» **Your goal**
None of the pictures should be copied, though every line of the listing must be printed exactly.

» **Dataset records**
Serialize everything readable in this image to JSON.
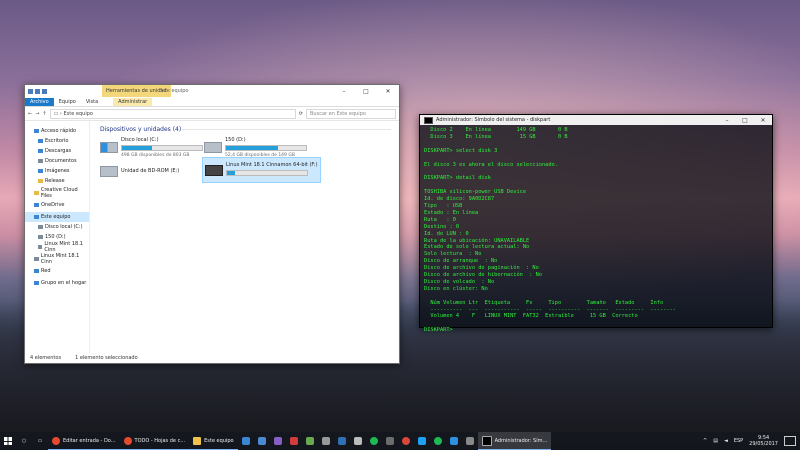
{
  "explorer": {
    "ribbon_context_group": "Herramientas de unidad",
    "window_title": "Este equipo",
    "tabs": [
      "Archivo",
      "Equipo",
      "Vista",
      "Administrar"
    ],
    "address_path": "Este equipo",
    "search_placeholder": "Buscar en Este equipo",
    "nav": {
      "quick_access": "Acceso rápido",
      "escritorio": "Escritorio",
      "descargas": "Descargas",
      "documentos": "Documentos",
      "imagenes": "Imágenes",
      "release": "Release",
      "creative_cloud": "Creative Cloud Files",
      "onedrive": "OneDrive",
      "este_equipo": "Este equipo",
      "disco_local": "Disco local (C:)",
      "drive_150": "150 (D:)",
      "linux_short": "Linux Mint 18.1 Cinn",
      "linux_root": "Linux Mint 18.1 Cinn",
      "red": "Red",
      "grupo_hogar": "Grupo en el hogar"
    },
    "section_title": "Dispositivos y unidades (4)",
    "drives": [
      {
        "name": "Disco local (C:)",
        "free": "498 GB disponibles de 803 GB",
        "fill": 0.38
      },
      {
        "name": "150 (D:)",
        "free": "52,4 GB disponibles de 149 GB",
        "fill": 0.65
      },
      {
        "name": "Unidad de BD-ROM (E:)"
      },
      {
        "name": "Linux Mint 18.1 Cinnamon 64-bit (F:)",
        "fill": 0.1
      }
    ],
    "status_count": "4 elementos",
    "status_selected": "1 elemento seleccionado"
  },
  "cmd": {
    "title": "Administrador: Símbolo del sistema - diskpart",
    "text": "  Disco 2    En línea        149 GB       0 B\n  Disco 3    En línea         15 GB       0 B\n\nDISKPART> select disk 3\n\nEl disco 3 es ahora el disco seleccionado.\n\nDISKPART> detail disk\n\nTOSHIBA silicon-power USB Device\nId. de disco: 9A0D2C87\nTipo   : USB\nEstado : En línea\nRuta   : 0\nDestino : 0\nId. de LUN : 0\nRuta de la ubicación: UNAVAILABLE\nEstado de solo lectura actual: No\nSolo lectura  : No\nDisco de arranque  : No\nDisco de archivo de paginación  : No\nDisco de archivo de hibernación  : No\nDisco de volcado  : No\nDisco en clúster: No\n\n  Núm Volumen Ltr  Etiqueta     Fs     Tipo        Tamaño   Estado     Info\n  ----------  ---  -----------  -----  ----------  -------  ---------  --------\n  Volumen 4    F   LINUX MINT  FAT32  Extraíble     15 GB  Correcto\n\nDISKPART>"
  },
  "taskbar": {
    "apps": [
      {
        "label": "Editar entrada - Do...",
        "color": "#e34a2e"
      },
      {
        "label": "TODO - Hojas de c...",
        "color": "#e34a2e"
      },
      {
        "label": "Este equipo",
        "color": "#f0c24b"
      }
    ],
    "cmd_app": "Administrador: Sím...",
    "lang": "ESP",
    "time": "9:54",
    "date": "29/05/2017"
  }
}
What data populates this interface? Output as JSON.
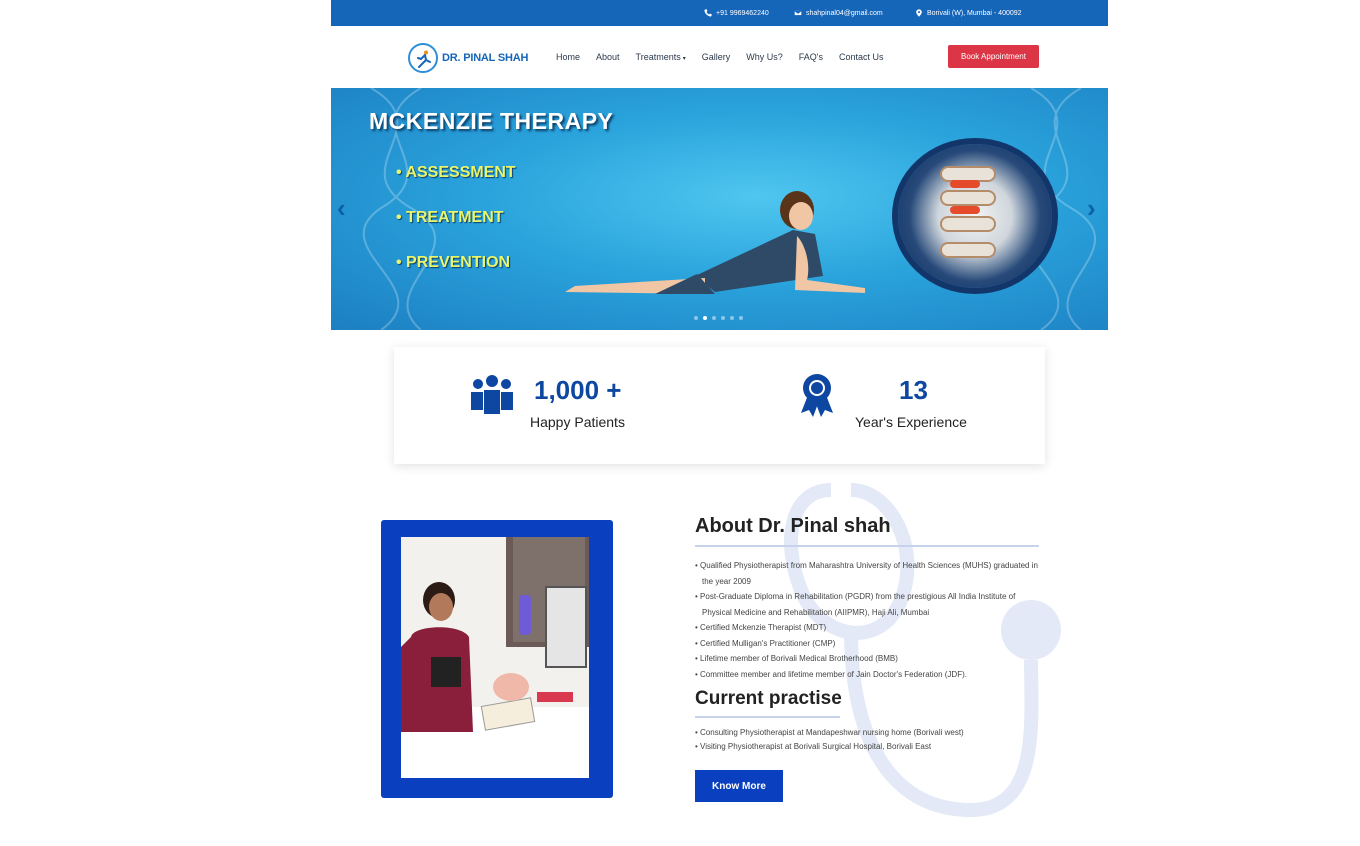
{
  "topbar": {
    "phone": "+91 9969462240",
    "email": "shahpinal04@gmail.com",
    "location": "Borivali (W), Mumbai - 400092"
  },
  "brand": {
    "name": "DR. PINAL SHAH"
  },
  "nav": {
    "links": [
      "Home",
      "About",
      "Treatments",
      "Gallery",
      "Why Us?",
      "FAQ's",
      "Contact Us"
    ],
    "dropdown_marker": "▾",
    "book_label": "Book Appointment"
  },
  "hero": {
    "title": "MCKENZIE THERAPY",
    "bullets": [
      "• ASSESSMENT",
      "• TREATMENT",
      "• PREVENTION"
    ],
    "prev_arrow": "‹",
    "next_arrow": "›",
    "slide_count": 6,
    "active_slide": 2
  },
  "stats": [
    {
      "number": "1,000 +",
      "label": "Happy Patients",
      "icon": "users-group-icon"
    },
    {
      "number": "13",
      "label": "Year's Experience",
      "icon": "award-ribbon-icon"
    }
  ],
  "about": {
    "title": "About Dr. Pinal shah",
    "points": [
      "Qualified Physiotherapist from Maharashtra University of Health Sciences (MUHS) graduated in the year 2009",
      "Post-Graduate Diploma in Rehabilitation (PGDR) from the prestigious All India Institute of Physical Medicine and Rehabilitation (AIIPMR), Haji Ali, Mumbai",
      "Certified Mckenzie Therapist (MDT)",
      "Certified Mulligan's Practitioner (CMP)",
      "Lifetime member of Borivali Medical Brotherhood (BMB)",
      "Committee member and lifetime member of Jain Doctor's Federation (JDF)."
    ],
    "practice_title": "Current practise",
    "practice_points": [
      "Consulting Physiotherapist at Mandapeshwar nursing home (Borivali west)",
      "Visiting Physiotherapist at Borivali Surgical Hospital, Borivali East"
    ],
    "button_label": "Know More"
  },
  "colors": {
    "topbar": "#1565b8",
    "accent_red": "#dc3545",
    "primary_blue": "#0a3fbf",
    "stat_blue": "#0d47a1",
    "hero_bullet": "#e9f56a"
  }
}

» **Your solution**
Serialize everything readable in this image to JSON.
{
  "explorer": {
    "ribbon_context_group": "Herramientas de unidad",
    "window_title": "Este equipo",
    "tabs": [
      "Archivo",
      "Equipo",
      "Vista",
      "Administrar"
    ],
    "address_path": "Este equipo",
    "search_placeholder": "Buscar en Este equipo",
    "nav": {
      "quick_access": "Acceso rápido",
      "escritorio": "Escritorio",
      "descargas": "Descargas",
      "documentos": "Documentos",
      "imagenes": "Imágenes",
      "release": "Release",
      "creative_cloud": "Creative Cloud Files",
      "onedrive": "OneDrive",
      "este_equipo": "Este equipo",
      "disco_local": "Disco local (C:)",
      "drive_150": "150 (D:)",
      "linux_short": "Linux Mint 18.1 Cinn",
      "linux_root": "Linux Mint 18.1 Cinn",
      "red": "Red",
      "grupo_hogar": "Grupo en el hogar"
    },
    "section_title": "Dispositivos y unidades (4)",
    "drives": [
      {
        "name": "Disco local (C:)",
        "free": "498 GB disponibles de 803 GB",
        "fill": 0.38
      },
      {
        "name": "150 (D:)",
        "free": "52,4 GB disponibles de 149 GB",
        "fill": 0.65
      },
      {
        "name": "Unidad de BD-ROM (E:)"
      },
      {
        "name": "Linux Mint 18.1 Cinnamon 64-bit (F:)",
        "fill": 0.1
      }
    ],
    "status_count": "4 elementos",
    "status_selected": "1 elemento seleccionado"
  },
  "cmd": {
    "title": "Administrador: Símbolo del sistema - diskpart",
    "text": "  Disco 2    En línea        149 GB       0 B\n  Disco 3    En línea         15 GB       0 B\n\nDISKPART> select disk 3\n\nEl disco 3 es ahora el disco seleccionado.\n\nDISKPART> detail disk\n\nTOSHIBA silicon-power USB Device\nId. de disco: 9A0D2C87\nTipo   : USB\nEstado : En línea\nRuta   : 0\nDestino : 0\nId. de LUN : 0\nRuta de la ubicación: UNAVAILABLE\nEstado de solo lectura actual: No\nSolo lectura  : No\nDisco de arranque  : No\nDisco de archivo de paginación  : No\nDisco de archivo de hibernación  : No\nDisco de volcado  : No\nDisco en clúster: No\n\n  Núm Volumen Ltr  Etiqueta     Fs     Tipo        Tamaño   Estado     Info\n  ----------  ---  -----------  -----  ----------  -------  ---------  --------\n  Volumen 4    F   LINUX MINT  FAT32  Extraíble     15 GB  Correcto\n\nDISKPART>"
  },
  "taskbar": {
    "apps": [
      {
        "label": "Editar entrada - Do...",
        "color": "#e34a2e"
      },
      {
        "label": "TODO - Hojas de c...",
        "color": "#e34a2e"
      },
      {
        "label": "Este equipo",
        "color": "#f0c24b"
      }
    ],
    "cmd_app": "Administrador: Sím...",
    "lang": "ESP",
    "time": "9:54",
    "date": "29/05/2017"
  }
}
What data populates this interface? Output as JSON.
{
  "topbar": {
    "phone": "+91 9969462240",
    "email": "shahpinal04@gmail.com",
    "location": "Borivali (W), Mumbai - 400092"
  },
  "brand": {
    "name": "DR. PINAL SHAH"
  },
  "nav": {
    "links": [
      "Home",
      "About",
      "Treatments",
      "Gallery",
      "Why Us?",
      "FAQ's",
      "Contact Us"
    ],
    "dropdown_marker": "▾",
    "book_label": "Book Appointment"
  },
  "hero": {
    "title": "MCKENZIE THERAPY",
    "bullets": [
      "• ASSESSMENT",
      "• TREATMENT",
      "• PREVENTION"
    ],
    "prev_arrow": "‹",
    "next_arrow": "›",
    "slide_count": 6,
    "active_slide": 2
  },
  "stats": [
    {
      "number": "1,000 +",
      "label": "Happy Patients",
      "icon": "users-group-icon"
    },
    {
      "number": "13",
      "label": "Year's Experience",
      "icon": "award-ribbon-icon"
    }
  ],
  "about": {
    "title": "About Dr. Pinal shah",
    "points": [
      "Qualified Physiotherapist from Maharashtra University of Health Sciences (MUHS) graduated in the year 2009",
      "Post-Graduate Diploma in Rehabilitation (PGDR) from the prestigious All India Institute of Physical Medicine and Rehabilitation (AIIPMR), Haji Ali, Mumbai",
      "Certified Mckenzie Therapist (MDT)",
      "Certified Mulligan's Practitioner (CMP)",
      "Lifetime member of Borivali Medical Brotherhood (BMB)",
      "Committee member and lifetime member of Jain Doctor's Federation (JDF)."
    ],
    "practice_title": "Current practise",
    "practice_points": [
      "Consulting Physiotherapist at Mandapeshwar nursing home (Borivali west)",
      "Visiting Physiotherapist at Borivali Surgical Hospital, Borivali East"
    ],
    "button_label": "Know More"
  },
  "colors": {
    "topbar": "#1565b8",
    "accent_red": "#dc3545",
    "primary_blue": "#0a3fbf",
    "stat_blue": "#0d47a1",
    "hero_bullet": "#e9f56a"
  }
}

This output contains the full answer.